▶ [Your objective] Every record below is to be retyped exactly.
------------------------------------------------------------
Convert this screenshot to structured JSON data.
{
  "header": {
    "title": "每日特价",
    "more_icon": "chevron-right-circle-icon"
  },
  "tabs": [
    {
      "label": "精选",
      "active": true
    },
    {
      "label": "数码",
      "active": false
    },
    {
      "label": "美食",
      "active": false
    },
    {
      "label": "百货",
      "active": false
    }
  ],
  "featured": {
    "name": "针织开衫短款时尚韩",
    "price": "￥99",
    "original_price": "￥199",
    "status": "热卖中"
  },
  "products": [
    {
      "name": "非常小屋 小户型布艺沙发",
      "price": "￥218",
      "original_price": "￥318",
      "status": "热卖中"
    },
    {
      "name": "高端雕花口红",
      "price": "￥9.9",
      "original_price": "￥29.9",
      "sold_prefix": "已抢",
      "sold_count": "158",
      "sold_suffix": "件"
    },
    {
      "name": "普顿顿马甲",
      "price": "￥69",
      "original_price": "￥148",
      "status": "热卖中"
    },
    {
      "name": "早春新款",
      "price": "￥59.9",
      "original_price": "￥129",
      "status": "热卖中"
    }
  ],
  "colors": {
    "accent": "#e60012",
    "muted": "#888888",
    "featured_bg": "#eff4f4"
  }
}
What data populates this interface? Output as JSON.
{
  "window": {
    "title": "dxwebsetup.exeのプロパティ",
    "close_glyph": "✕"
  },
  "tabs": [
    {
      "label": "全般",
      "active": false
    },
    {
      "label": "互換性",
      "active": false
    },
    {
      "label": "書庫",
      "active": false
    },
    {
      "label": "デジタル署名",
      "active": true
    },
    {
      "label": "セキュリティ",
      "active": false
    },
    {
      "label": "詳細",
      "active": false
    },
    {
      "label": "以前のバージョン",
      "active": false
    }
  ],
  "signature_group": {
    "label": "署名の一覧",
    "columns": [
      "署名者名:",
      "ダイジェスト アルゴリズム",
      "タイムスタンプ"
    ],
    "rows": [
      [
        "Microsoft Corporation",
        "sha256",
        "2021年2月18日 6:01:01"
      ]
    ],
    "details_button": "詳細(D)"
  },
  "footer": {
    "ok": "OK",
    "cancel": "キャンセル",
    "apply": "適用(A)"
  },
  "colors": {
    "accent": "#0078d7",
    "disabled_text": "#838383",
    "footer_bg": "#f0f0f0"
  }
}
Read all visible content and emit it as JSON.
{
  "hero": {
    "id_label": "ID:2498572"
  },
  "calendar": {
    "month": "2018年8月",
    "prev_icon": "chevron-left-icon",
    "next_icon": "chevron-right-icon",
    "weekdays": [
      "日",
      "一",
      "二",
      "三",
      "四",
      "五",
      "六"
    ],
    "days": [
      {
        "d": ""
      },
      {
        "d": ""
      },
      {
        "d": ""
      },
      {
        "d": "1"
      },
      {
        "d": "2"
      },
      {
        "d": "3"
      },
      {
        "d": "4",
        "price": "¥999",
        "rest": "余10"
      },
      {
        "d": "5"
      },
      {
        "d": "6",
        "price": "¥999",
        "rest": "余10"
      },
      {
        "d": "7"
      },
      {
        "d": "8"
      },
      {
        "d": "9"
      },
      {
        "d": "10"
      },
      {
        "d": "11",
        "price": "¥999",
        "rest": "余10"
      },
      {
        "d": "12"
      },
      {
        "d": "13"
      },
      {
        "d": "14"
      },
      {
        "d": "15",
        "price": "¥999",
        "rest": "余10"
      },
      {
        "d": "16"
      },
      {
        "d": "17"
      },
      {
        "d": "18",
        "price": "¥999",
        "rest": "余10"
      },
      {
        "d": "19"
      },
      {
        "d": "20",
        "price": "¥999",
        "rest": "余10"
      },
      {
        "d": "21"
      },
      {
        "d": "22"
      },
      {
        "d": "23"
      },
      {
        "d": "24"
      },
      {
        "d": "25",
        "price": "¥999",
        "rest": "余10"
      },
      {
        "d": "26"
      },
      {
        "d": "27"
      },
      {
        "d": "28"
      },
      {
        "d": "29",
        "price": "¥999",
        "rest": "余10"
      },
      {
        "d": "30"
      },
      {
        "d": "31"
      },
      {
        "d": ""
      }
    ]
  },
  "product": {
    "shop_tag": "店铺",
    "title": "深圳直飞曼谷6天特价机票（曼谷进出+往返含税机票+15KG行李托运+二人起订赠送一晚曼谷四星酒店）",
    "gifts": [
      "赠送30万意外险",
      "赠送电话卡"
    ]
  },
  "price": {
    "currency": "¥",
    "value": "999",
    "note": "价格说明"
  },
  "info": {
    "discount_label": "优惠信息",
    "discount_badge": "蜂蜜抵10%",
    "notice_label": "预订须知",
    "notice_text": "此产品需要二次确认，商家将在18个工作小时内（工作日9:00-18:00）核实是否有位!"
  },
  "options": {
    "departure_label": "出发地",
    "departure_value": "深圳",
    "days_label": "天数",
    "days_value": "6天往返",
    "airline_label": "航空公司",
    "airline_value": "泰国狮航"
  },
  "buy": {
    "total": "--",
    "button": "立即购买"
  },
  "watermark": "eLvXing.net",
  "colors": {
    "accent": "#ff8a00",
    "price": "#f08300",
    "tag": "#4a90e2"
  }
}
------------------------------------------------------------
▶ [Correct output]
Convert this screenshot to structured JSON data.
{
  "header": {
    "title": "每日特价",
    "more_icon": "chevron-right-circle-icon"
  },
  "tabs": [
    {
      "label": "精选",
      "active": true
    },
    {
      "label": "数码",
      "active": false
    },
    {
      "label": "美食",
      "active": false
    },
    {
      "label": "百货",
      "active": false
    }
  ],
  "featured": {
    "name": "针织开衫短款时尚韩",
    "price": "￥99",
    "original_price": "￥199",
    "status": "热卖中"
  },
  "products": [
    {
      "name": "非常小屋 小户型布艺沙发",
      "price": "￥218",
      "original_price": "￥318",
      "status": "热卖中"
    },
    {
      "name": "高端雕花口红",
      "price": "￥9.9",
      "original_price": "￥29.9",
      "sold_prefix": "已抢",
      "sold_count": "158",
      "sold_suffix": "件"
    },
    {
      "name": "普顿顿马甲",
      "price": "￥69",
      "original_price": "￥148",
      "status": "热卖中"
    },
    {
      "name": "早春新款",
      "price": "￥59.9",
      "original_price": "￥129",
      "status": "热卖中"
    }
  ],
  "colors": {
    "accent": "#e60012",
    "muted": "#888888",
    "featured_bg": "#eff4f4"
  }
}
What data populates this interface? Output as JSON.
{
  "window": {
    "title": "dxwebsetup.exeのプロパティ",
    "close_glyph": "✕"
  },
  "tabs": [
    {
      "label": "全般",
      "active": false
    },
    {
      "label": "互換性",
      "active": false
    },
    {
      "label": "書庫",
      "active": false
    },
    {
      "label": "デジタル署名",
      "active": true
    },
    {
      "label": "セキュリティ",
      "active": false
    },
    {
      "label": "詳細",
      "active": false
    },
    {
      "label": "以前のバージョン",
      "active": false
    }
  ],
  "signature_group": {
    "label": "署名の一覧",
    "columns": [
      "署名者名:",
      "ダイジェスト アルゴリズム",
      "タイムスタンプ"
    ],
    "rows": [
      [
        "Microsoft Corporation",
        "sha256",
        "2021年2月18日 6:01:01"
      ]
    ],
    "details_button": "詳細(D)"
  },
  "footer": {
    "ok": "OK",
    "cancel": "キャンセル",
    "apply": "適用(A)"
  },
  "colors": {
    "accent": "#0078d7",
    "disabled_text": "#838383",
    "footer_bg": "#f0f0f0"
  }
}
Read all visible content and emit it as JSON.
{
  "hero": {
    "id_label": "ID:2498572"
  },
  "calendar": {
    "month": "2018年8月",
    "prev_icon": "chevron-left-icon",
    "next_icon": "chevron-right-icon",
    "weekdays": [
      "日",
      "一",
      "二",
      "三",
      "四",
      "五",
      "六"
    ],
    "days": [
      {
        "d": ""
      },
      {
        "d": ""
      },
      {
        "d": ""
      },
      {
        "d": "1"
      },
      {
        "d": "2"
      },
      {
        "d": "3"
      },
      {
        "d": "4",
        "price": "¥999",
        "rest": "余10"
      },
      {
        "d": "5"
      },
      {
        "d": "6",
        "price": "¥999",
        "rest": "余10"
      },
      {
        "d": "7"
      },
      {
        "d": "8"
      },
      {
        "d": "9"
      },
      {
        "d": "10"
      },
      {
        "d": "11",
        "price": "¥999",
        "rest": "余10"
      },
      {
        "d": "12"
      },
      {
        "d": "13"
      },
      {
        "d": "14"
      },
      {
        "d": "15",
        "price": "¥999",
        "rest": "余10"
      },
      {
        "d": "16"
      },
      {
        "d": "17"
      },
      {
        "d": "18",
        "price": "¥999",
        "rest": "余10"
      },
      {
        "d": "19"
      },
      {
        "d": "20",
        "price": "¥999",
        "rest": "余10"
      },
      {
        "d": "21"
      },
      {
        "d": "22"
      },
      {
        "d": "23"
      },
      {
        "d": "24"
      },
      {
        "d": "25",
        "price": "¥999",
        "rest": "余10"
      },
      {
        "d": "26"
      },
      {
        "d": "27"
      },
      {
        "d": "28"
      },
      {
        "d": "29",
        "price": "¥999",
        "rest": "余10"
      },
      {
        "d": "30"
      },
      {
        "d": "31"
      },
      {
        "d": ""
      }
    ]
  },
  "product": {
    "shop_tag": "店铺",
    "title": "深圳直飞曼谷6天特价机票（曼谷进出+往返含税机票+15KG行李托运+二人起订赠送一晚曼谷四星酒店）",
    "gifts": [
      "赠送30万意外险",
      "赠送电话卡"
    ]
  },
  "price": {
    "currency": "¥",
    "value": "999",
    "note": "价格说明"
  },
  "info": {
    "discount_label": "优惠信息",
    "discount_badge": "蜂蜜抵10%",
    "notice_label": "预订须知",
    "notice_text": "此产品需要二次确认，商家将在18个工作小时内（工作日9:00-18:00）核实是否有位!"
  },
  "options": {
    "departure_label": "出发地",
    "departure_value": "深圳",
    "days_label": "天数",
    "days_value": "6天往返",
    "airline_label": "航空公司",
    "airline_value": "泰国狮航"
  },
  "buy": {
    "total": "--",
    "button": "立即购买"
  },
  "watermark": "eLvXing.net",
  "colors": {
    "accent": "#ff8a00",
    "price": "#f08300",
    "tag": "#4a90e2"
  }
}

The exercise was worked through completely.